Go through the listing and write out all of it exactly.

● PROVIDED DATA
----------

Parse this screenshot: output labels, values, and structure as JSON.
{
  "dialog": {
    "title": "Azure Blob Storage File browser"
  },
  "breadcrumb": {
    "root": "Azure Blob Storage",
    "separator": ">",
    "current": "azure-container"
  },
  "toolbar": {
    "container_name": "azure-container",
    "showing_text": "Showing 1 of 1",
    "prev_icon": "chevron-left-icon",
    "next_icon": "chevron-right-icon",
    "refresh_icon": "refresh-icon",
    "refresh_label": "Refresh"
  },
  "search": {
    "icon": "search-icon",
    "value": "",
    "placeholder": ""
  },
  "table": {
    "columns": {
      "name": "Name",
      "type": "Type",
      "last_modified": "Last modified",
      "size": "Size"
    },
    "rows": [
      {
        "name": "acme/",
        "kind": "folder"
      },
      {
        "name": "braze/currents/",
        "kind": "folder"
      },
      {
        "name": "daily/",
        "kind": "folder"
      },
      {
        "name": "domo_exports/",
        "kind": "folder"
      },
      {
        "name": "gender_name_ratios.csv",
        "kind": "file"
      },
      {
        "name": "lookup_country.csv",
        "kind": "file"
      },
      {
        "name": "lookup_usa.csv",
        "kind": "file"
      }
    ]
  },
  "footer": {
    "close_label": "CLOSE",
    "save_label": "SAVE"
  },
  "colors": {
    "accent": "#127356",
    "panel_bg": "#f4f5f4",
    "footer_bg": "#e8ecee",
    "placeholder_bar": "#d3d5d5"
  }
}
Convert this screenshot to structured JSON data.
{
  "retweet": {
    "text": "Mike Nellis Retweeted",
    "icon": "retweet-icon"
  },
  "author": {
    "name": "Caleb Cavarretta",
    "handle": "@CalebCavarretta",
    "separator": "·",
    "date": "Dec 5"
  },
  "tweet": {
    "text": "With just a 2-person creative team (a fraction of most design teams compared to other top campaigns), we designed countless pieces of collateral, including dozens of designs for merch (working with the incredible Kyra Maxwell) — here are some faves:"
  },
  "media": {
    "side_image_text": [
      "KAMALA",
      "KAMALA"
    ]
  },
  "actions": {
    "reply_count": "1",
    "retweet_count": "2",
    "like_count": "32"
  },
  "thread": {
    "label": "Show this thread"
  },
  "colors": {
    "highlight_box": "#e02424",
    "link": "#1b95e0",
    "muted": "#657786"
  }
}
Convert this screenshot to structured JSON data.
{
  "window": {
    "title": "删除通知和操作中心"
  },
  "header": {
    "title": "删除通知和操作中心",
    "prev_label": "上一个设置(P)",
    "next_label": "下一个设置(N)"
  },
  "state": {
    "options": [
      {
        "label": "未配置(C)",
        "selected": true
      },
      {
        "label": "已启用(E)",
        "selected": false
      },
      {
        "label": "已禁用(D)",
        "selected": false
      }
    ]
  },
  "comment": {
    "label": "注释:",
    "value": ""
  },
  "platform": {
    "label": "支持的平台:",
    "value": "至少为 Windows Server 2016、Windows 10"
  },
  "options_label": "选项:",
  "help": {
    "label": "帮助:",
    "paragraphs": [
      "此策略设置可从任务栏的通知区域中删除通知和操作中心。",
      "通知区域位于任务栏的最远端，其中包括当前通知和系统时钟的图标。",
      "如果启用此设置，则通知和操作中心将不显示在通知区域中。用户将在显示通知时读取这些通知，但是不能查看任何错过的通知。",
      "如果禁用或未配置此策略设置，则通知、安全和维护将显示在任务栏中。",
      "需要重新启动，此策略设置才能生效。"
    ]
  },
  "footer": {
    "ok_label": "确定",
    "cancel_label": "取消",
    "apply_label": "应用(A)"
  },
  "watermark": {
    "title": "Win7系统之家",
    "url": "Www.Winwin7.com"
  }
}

----------

● ANSWER IN FULL
Parse this screenshot: output labels, values, and structure as JSON.
{
  "dialog": {
    "title": "Azure Blob Storage File browser"
  },
  "breadcrumb": {
    "root": "Azure Blob Storage",
    "separator": ">",
    "current": "azure-container"
  },
  "toolbar": {
    "container_name": "azure-container",
    "showing_text": "Showing 1 of 1",
    "prev_icon": "chevron-left-icon",
    "next_icon": "chevron-right-icon",
    "refresh_icon": "refresh-icon",
    "refresh_label": "Refresh"
  },
  "search": {
    "icon": "search-icon",
    "value": "",
    "placeholder": ""
  },
  "table": {
    "columns": {
      "name": "Name",
      "type": "Type",
      "last_modified": "Last modified",
      "size": "Size"
    },
    "rows": [
      {
        "name": "acme/",
        "kind": "folder"
      },
      {
        "name": "braze/currents/",
        "kind": "folder"
      },
      {
        "name": "daily/",
        "kind": "folder"
      },
      {
        "name": "domo_exports/",
        "kind": "folder"
      },
      {
        "name": "gender_name_ratios.csv",
        "kind": "file"
      },
      {
        "name": "lookup_country.csv",
        "kind": "file"
      },
      {
        "name": "lookup_usa.csv",
        "kind": "file"
      }
    ]
  },
  "footer": {
    "close_label": "CLOSE",
    "save_label": "SAVE"
  },
  "colors": {
    "accent": "#127356",
    "panel_bg": "#f4f5f4",
    "footer_bg": "#e8ecee",
    "placeholder_bar": "#d3d5d5"
  }
}
Convert this screenshot to structured JSON data.
{
  "retweet": {
    "text": "Mike Nellis Retweeted",
    "icon": "retweet-icon"
  },
  "author": {
    "name": "Caleb Cavarretta",
    "handle": "@CalebCavarretta",
    "separator": "·",
    "date": "Dec 5"
  },
  "tweet": {
    "text": "With just a 2-person creative team (a fraction of most design teams compared to other top campaigns), we designed countless pieces of collateral, including dozens of designs for merch (working with the incredible Kyra Maxwell) — here are some faves:"
  },
  "media": {
    "side_image_text": [
      "KAMALA",
      "KAMALA"
    ]
  },
  "actions": {
    "reply_count": "1",
    "retweet_count": "2",
    "like_count": "32"
  },
  "thread": {
    "label": "Show this thread"
  },
  "colors": {
    "highlight_box": "#e02424",
    "link": "#1b95e0",
    "muted": "#657786"
  }
}
Convert this screenshot to structured JSON data.
{
  "window": {
    "title": "删除通知和操作中心"
  },
  "header": {
    "title": "删除通知和操作中心",
    "prev_label": "上一个设置(P)",
    "next_label": "下一个设置(N)"
  },
  "state": {
    "options": [
      {
        "label": "未配置(C)",
        "selected": true
      },
      {
        "label": "已启用(E)",
        "selected": false
      },
      {
        "label": "已禁用(D)",
        "selected": false
      }
    ]
  },
  "comment": {
    "label": "注释:",
    "value": ""
  },
  "platform": {
    "label": "支持的平台:",
    "value": "至少为 Windows Server 2016、Windows 10"
  },
  "options_label": "选项:",
  "help": {
    "label": "帮助:",
    "paragraphs": [
      "此策略设置可从任务栏的通知区域中删除通知和操作中心。",
      "通知区域位于任务栏的最远端，其中包括当前通知和系统时钟的图标。",
      "如果启用此设置，则通知和操作中心将不显示在通知区域中。用户将在显示通知时读取这些通知，但是不能查看任何错过的通知。",
      "如果禁用或未配置此策略设置，则通知、安全和维护将显示在任务栏中。",
      "需要重新启动，此策略设置才能生效。"
    ]
  },
  "footer": {
    "ok_label": "确定",
    "cancel_label": "取消",
    "apply_label": "应用(A)"
  },
  "watermark": {
    "title": "Win7系统之家",
    "url": "Www.Winwin7.com"
  }
}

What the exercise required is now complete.